WHAT YOU WILL DO —
Copy out exactly the lines from the one containing "Type out the text in this image." to the last line of the records below, both included, and leave out any pictures.

AVAILABLE DATA —
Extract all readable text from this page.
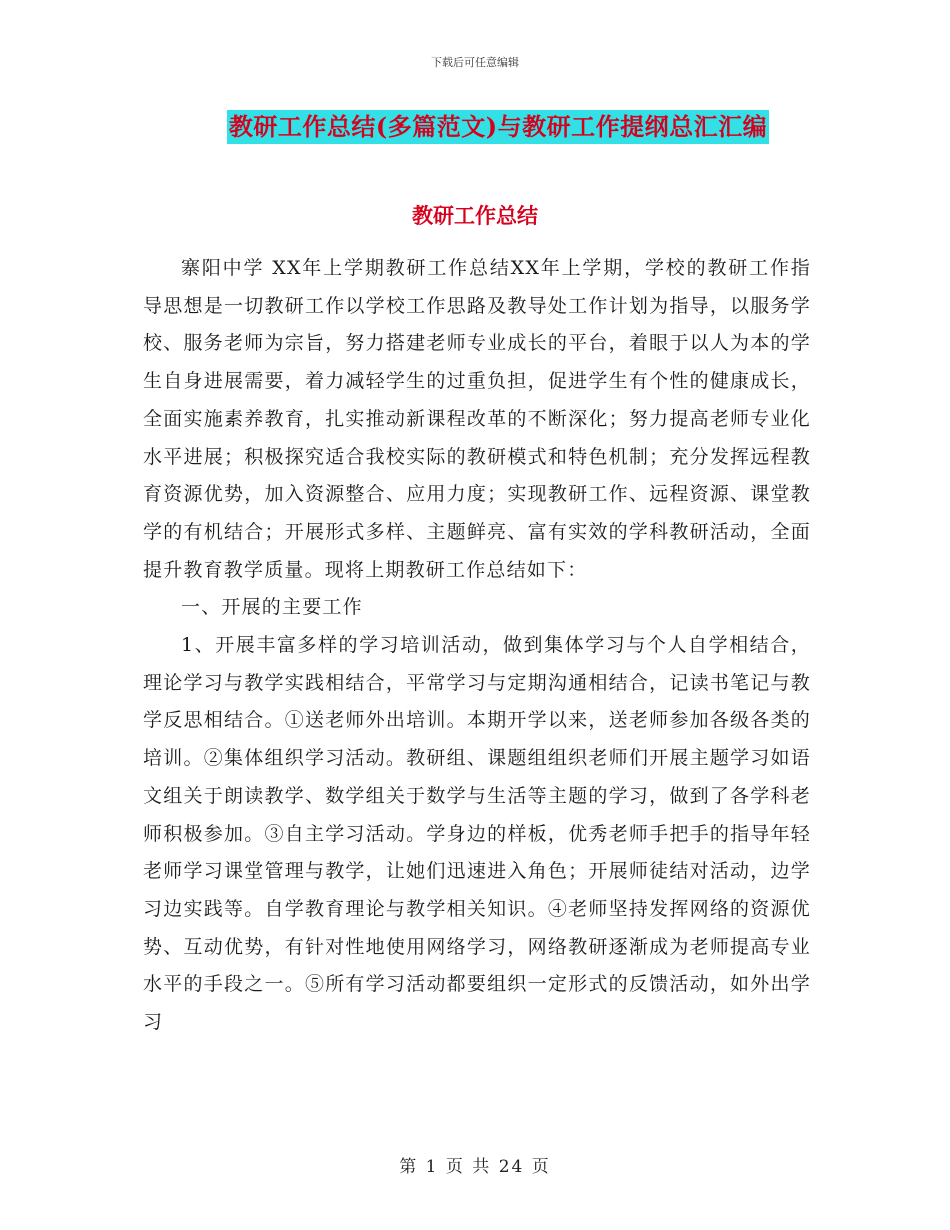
下载后可任意编辑
教研工作总结(多篇范文)与教研工作提纲总汇汇编
教研工作总结

寨阳中学 XX年上学期教研工作总结XX年上学期，学校的教研工作指导思想是一切教研工作以学校工作思路及教导处工作计划为指导，以服务学校、服务老师为宗旨，努力搭建老师专业成长的平台，着眼于以人为本的学生自身进展需要，着力减轻学生的过重负担，促进学生有个性的健康成长，全面实施素养教育，扎实推动新课程改革的不断深化；努力提高老师专业化水平进展；积极探究适合我校实际的教研模式和特色机制；充分发挥远程教育资源优势，加入资源整合、应用力度；实现教研工作、远程资源、课堂教学的有机结合；开展形式多样、主题鲜亮、富有实效的学科教研活动，全面提升教育教学质量。现将上期教研工作总结如下：

一、开展的主要工作

1、开展丰富多样的学习培训活动，做到集体学习与个人自学相结合，理论学习与教学实践相结合，平常学习与定期沟通相结合，记读书笔记与教学反思相结合。①送老师外出培训。本期开学以来，送老师参加各级各类的培训。②集体组织学习活动。教研组、课题组组织老师们开展主题学习如语文组关于朗读教学、数学组关于数学与生活等主题的学习，做到了各学科老师积极参加。③自主学习活动。学身边的样板，优秀老师手把手的指导年轻老师学习课堂管理与教学，让她们迅速进入角色；开展师徒结对活动，边学习边实践等。自学教育理论与教学相关知识。④老师坚持发挥网络的资源优势、互动优势，有针对性地使用网络学习，网络教研逐渐成为老师提高专业水平的手段之一。⑤所有学习活动都要组织一定形式的反馈活动，如外出学习

第 1 页 共 24 页
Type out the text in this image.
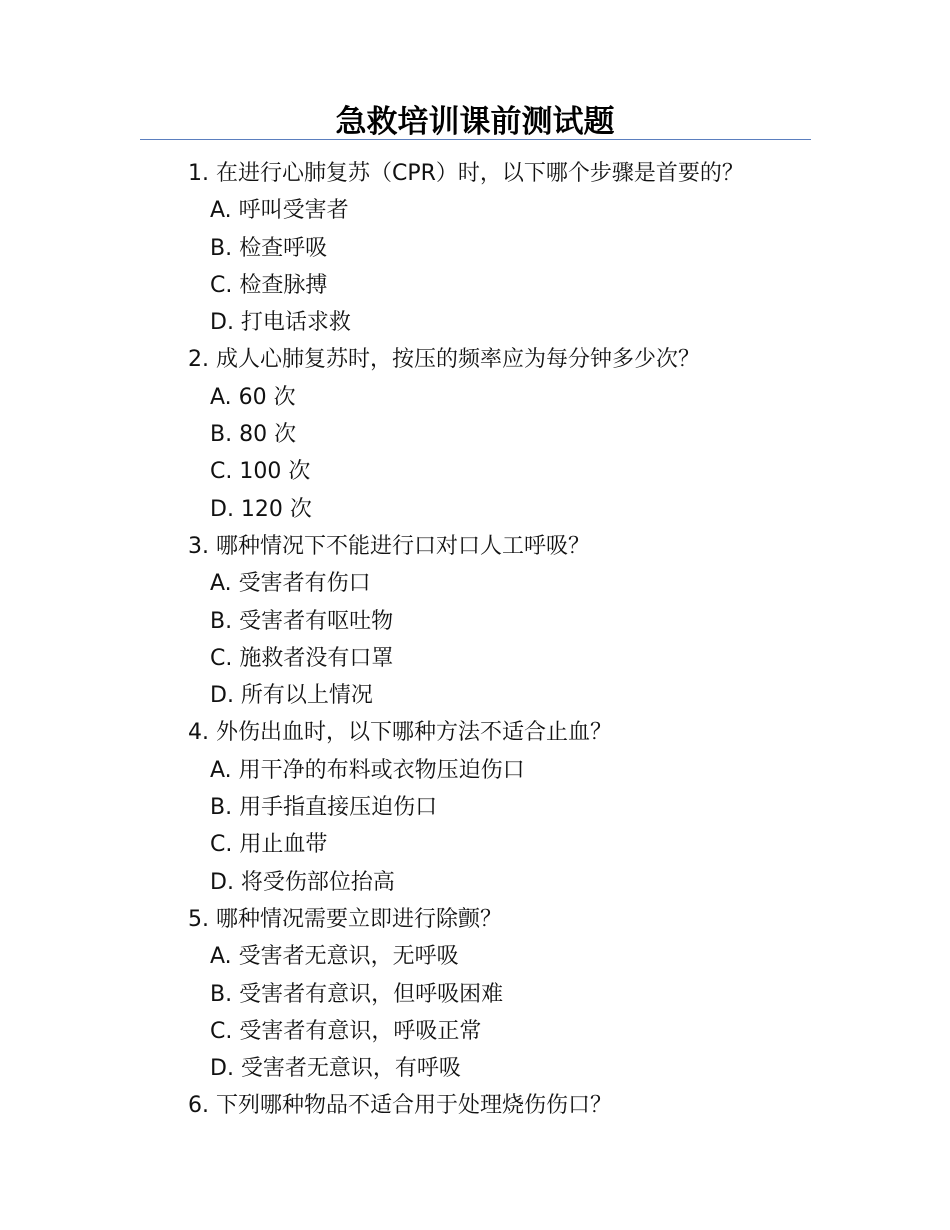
急救培训课前测试题
1. 在进行心肺复苏（CPR）时，以下哪个步骤是首要的？
A. 呼叫受害者
B. 检查呼吸
C. 检查脉搏
D. 打电话求救
2. 成人心肺复苏时，按压的频率应为每分钟多少次？
A. 60 次
B. 80 次
C. 100 次
D. 120 次
3. 哪种情况下不能进行口对口人工呼吸？
A. 受害者有伤口
B. 受害者有呕吐物
C. 施救者没有口罩
D. 所有以上情况
4. 外伤出血时，以下哪种方法不适合止血？
A. 用干净的布料或衣物压迫伤口
B. 用手指直接压迫伤口
C. 用止血带
D. 将受伤部位抬高
5. 哪种情况需要立即进行除颤？
A. 受害者无意识，无呼吸
B. 受害者有意识，但呼吸困难
C. 受害者有意识，呼吸正常
D. 受害者无意识，有呼吸
6. 下列哪种物品不适合用于处理烧伤伤口？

RESULT OF THIS TASK —
Type out the text in this image.
急救培训课前测试题
1. 在进行心肺复苏（CPR）时，以下哪个步骤是首要的？
A. 呼叫受害者
B. 检查呼吸
C. 检查脉搏
D. 打电话求救
2. 成人心肺复苏时，按压的频率应为每分钟多少次？
A. 60 次
B. 80 次
C. 100 次
D. 120 次
3. 哪种情况下不能进行口对口人工呼吸？
A. 受害者有伤口
B. 受害者有呕吐物
C. 施救者没有口罩
D. 所有以上情况
4. 外伤出血时，以下哪种方法不适合止血？
A. 用干净的布料或衣物压迫伤口
B. 用手指直接压迫伤口
C. 用止血带
D. 将受伤部位抬高
5. 哪种情况需要立即进行除颤？
A. 受害者无意识，无呼吸
B. 受害者有意识，但呼吸困难
C. 受害者有意识，呼吸正常
D. 受害者无意识，有呼吸
6. 下列哪种物品不适合用于处理烧伤伤口？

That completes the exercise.